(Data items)
◇ ◇ ◇ ◇ ◇ ◇ ◇

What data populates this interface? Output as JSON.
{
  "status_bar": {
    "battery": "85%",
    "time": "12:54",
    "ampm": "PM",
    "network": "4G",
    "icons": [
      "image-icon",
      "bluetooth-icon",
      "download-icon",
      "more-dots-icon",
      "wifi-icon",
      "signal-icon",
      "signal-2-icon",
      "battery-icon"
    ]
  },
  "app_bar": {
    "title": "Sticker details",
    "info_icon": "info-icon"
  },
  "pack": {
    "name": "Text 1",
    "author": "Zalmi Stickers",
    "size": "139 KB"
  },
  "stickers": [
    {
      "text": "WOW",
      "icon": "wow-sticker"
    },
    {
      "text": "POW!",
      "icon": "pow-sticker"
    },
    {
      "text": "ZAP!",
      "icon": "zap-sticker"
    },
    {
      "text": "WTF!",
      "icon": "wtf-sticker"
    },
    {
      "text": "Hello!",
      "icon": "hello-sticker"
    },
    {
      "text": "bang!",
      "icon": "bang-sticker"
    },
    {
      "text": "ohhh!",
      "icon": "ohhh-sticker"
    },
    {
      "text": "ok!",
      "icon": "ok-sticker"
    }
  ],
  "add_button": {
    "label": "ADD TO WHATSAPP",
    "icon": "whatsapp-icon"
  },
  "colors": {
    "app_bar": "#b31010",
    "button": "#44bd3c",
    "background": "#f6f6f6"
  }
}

◇ ◇ ◇ ◇ ◇ ◇ ◇

* _What you will do_: Type out all of the material again, word for word.

* _Task solution_:
What data populates this interface? Output as JSON.
{
  "status_bar": {
    "battery": "85%",
    "time": "12:54",
    "ampm": "PM",
    "network": "4G",
    "icons": [
      "image-icon",
      "bluetooth-icon",
      "download-icon",
      "more-dots-icon",
      "wifi-icon",
      "signal-icon",
      "signal-2-icon",
      "battery-icon"
    ]
  },
  "app_bar": {
    "title": "Sticker details",
    "info_icon": "info-icon"
  },
  "pack": {
    "name": "Text 1",
    "author": "Zalmi Stickers",
    "size": "139 KB"
  },
  "stickers": [
    {
      "text": "WOW",
      "icon": "wow-sticker"
    },
    {
      "text": "POW!",
      "icon": "pow-sticker"
    },
    {
      "text": "ZAP!",
      "icon": "zap-sticker"
    },
    {
      "text": "WTF!",
      "icon": "wtf-sticker"
    },
    {
      "text": "Hello!",
      "icon": "hello-sticker"
    },
    {
      "text": "bang!",
      "icon": "bang-sticker"
    },
    {
      "text": "ohhh!",
      "icon": "ohhh-sticker"
    },
    {
      "text": "ok!",
      "icon": "ok-sticker"
    }
  ],
  "add_button": {
    "label": "ADD TO WHATSAPP",
    "icon": "whatsapp-icon"
  },
  "colors": {
    "app_bar": "#b31010",
    "button": "#44bd3c",
    "background": "#f6f6f6"
  }
}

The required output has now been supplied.